* [Job] Can you write out all the lines word for word, with no pictures?

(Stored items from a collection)
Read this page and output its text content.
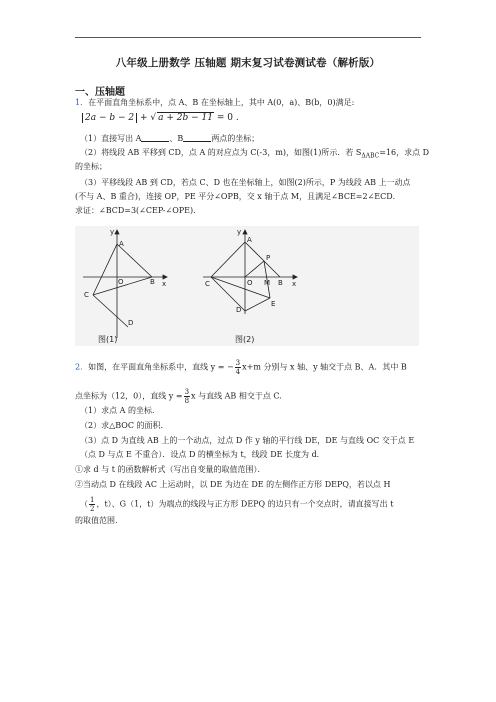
八年级上册数学 压轴题 期末复习试卷测试卷（解析版）
一、压轴题
1．在平面直角坐标系中，点 A、B 在坐标轴上，其中 A(0，a)、B(b，0)满足:
2a − b − 2 + √ a + 2b − 11 = 0 .
（1）直接写出 A	、B	两点的坐标；
（2）将线段 AB 平移到 CD，点 A 的对应点为 C(-3，m)，如图(1)所示．若 $S_{\Delta ABC}=16$，求点 D
的坐标；
（3）平移线段 AB 到 CD，若点 C、D 也在坐标轴上，如图(2)所示，P 为线段 AB 上一动点
(不与 A、B 重合)，连接 OP，PE 平分∠OPB，交 x 轴于点 M，且满足∠BCE=2∠ECD．
求证：∠BCD=3(∠CEP-∠OPE)．
y
x
A
O	B
C
D
y
x
A
P
C	O M B
D
E
图(1)	图(2)
2．如图，在平面直角坐标系中，直线 y = − $\frac{3}{4} x+m$ 分别与 x 轴、y 轴交于点 B、A．其中 B
点坐标为（12，0），直线 $y = \frac{3}{8}$ x 与直线 AB 相交于点 C.
（1）求点 A 的坐标.
（2）求△BOC 的面积.
（3）点 D 为直线 AB 上的一个动点，过点 D 作 y 轴的平行线 DE，DE 与直线 OC 交于点 E
（点 D 与点 E 不重合）．设点 D 的横坐标为 t，线段 DE 长度为 d．
①求 d 与 t 的函数解析式（写出自变量的取值范围）．
②当动点 D 在线段 AC 上运动时，以 DE 为边在 DE 的左侧作正方形 DEPQ，若以点 H
（ $\frac{1}{2}$ ，t）、G（1，t）为端点的线段与正方形 DEPQ 的边只有一个交点时，请直接写出 t
的取值范围.
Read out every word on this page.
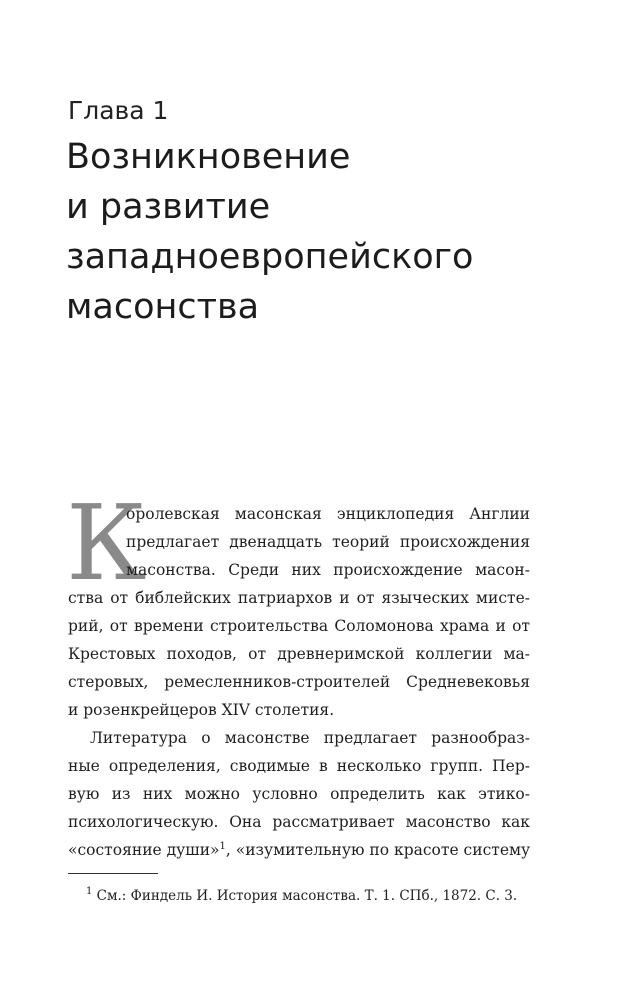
Глава 1
Возникновение
и развитие
западноевропейского
масонства
К
оролевская масонская энциклопедия Англии
предлагает двенадцать теорий происхождения
масонства. Среди них происхождение масон-
ства от библейских патриархов и от языческих мисте-
рий, от времени строительства Соломонова храма и от
Крестовых походов, от древнеримской коллегии ма-
стеровых, ремесленников-строителей Средневековья
и розенкрейцеров XIV столетия.
Литература о масонстве предлагает разнообраз-
ные определения, сводимые в несколько групп. Пер-
вую из них можно условно определить как этико-
психологическую. Она рассматривает масонство как
«состояние души»$^1$, «изумительную по красоте систему
$^1$ См.: Финдель И. История масонства. Т. 1. СПб., 1872. С. 3.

* [Answer to this exercise]
Read this page and output its text content.
八年级上册数学 压轴题 期末复习试卷测试卷（解析版）
一、压轴题
1．在平面直角坐标系中，点 A、B 在坐标轴上，其中 A(0，a)、B(b，0)满足:
2a − b − 2 + √ a + 2b − 11 = 0 .
（1）直接写出 A	、B	两点的坐标；
（2）将线段 AB 平移到 CD，点 A 的对应点为 C(-3，m)，如图(1)所示．若 $S_{\Delta ABC}=16$，求点 D
的坐标；
（3）平移线段 AB 到 CD，若点 C、D 也在坐标轴上，如图(2)所示，P 为线段 AB 上一动点
(不与 A、B 重合)，连接 OP，PE 平分∠OPB，交 x 轴于点 M，且满足∠BCE=2∠ECD．
求证：∠BCD=3(∠CEP-∠OPE)．
y
x
A
O	B
C
D
y
x
A
P
C	O M B
D
E
图(1)	图(2)
2．如图，在平面直角坐标系中，直线 y = − $\frac{3}{4} x+m$ 分别与 x 轴、y 轴交于点 B、A．其中 B
点坐标为（12，0），直线 $y = \frac{3}{8}$ x 与直线 AB 相交于点 C.
（1）求点 A 的坐标.
（2）求△BOC 的面积.
（3）点 D 为直线 AB 上的一个动点，过点 D 作 y 轴的平行线 DE，DE 与直线 OC 交于点 E
（点 D 与点 E 不重合）．设点 D 的横坐标为 t，线段 DE 长度为 d．
①求 d 与 t 的函数解析式（写出自变量的取值范围）．
②当动点 D 在线段 AC 上运动时，以 DE 为边在 DE 的左侧作正方形 DEPQ，若以点 H
（ $\frac{1}{2}$ ，t）、G（1，t）为端点的线段与正方形 DEPQ 的边只有一个交点时，请直接写出 t
的取值范围.
Read out every word on this page.
Глава 1
Возникновение
и развитие
западноевропейского
масонства
К
оролевская масонская энциклопедия Англии
предлагает двенадцать теорий происхождения
масонства. Среди них происхождение масон-
ства от библейских патриархов и от языческих мисте-
рий, от времени строительства Соломонова храма и от
Крестовых походов, от древнеримской коллегии ма-
стеровых, ремесленников-строителей Средневековья
и розенкрейцеров XIV столетия.
Литература о масонстве предлагает разнообраз-
ные определения, сводимые в несколько групп. Пер-
вую из них можно условно определить как этико-
психологическую. Она рассматривает масонство как
«состояние души»$^1$, «изумительную по красоте систему
$^1$ См.: Финдель И. История масонства. Т. 1. СПб., 1872. С. 3.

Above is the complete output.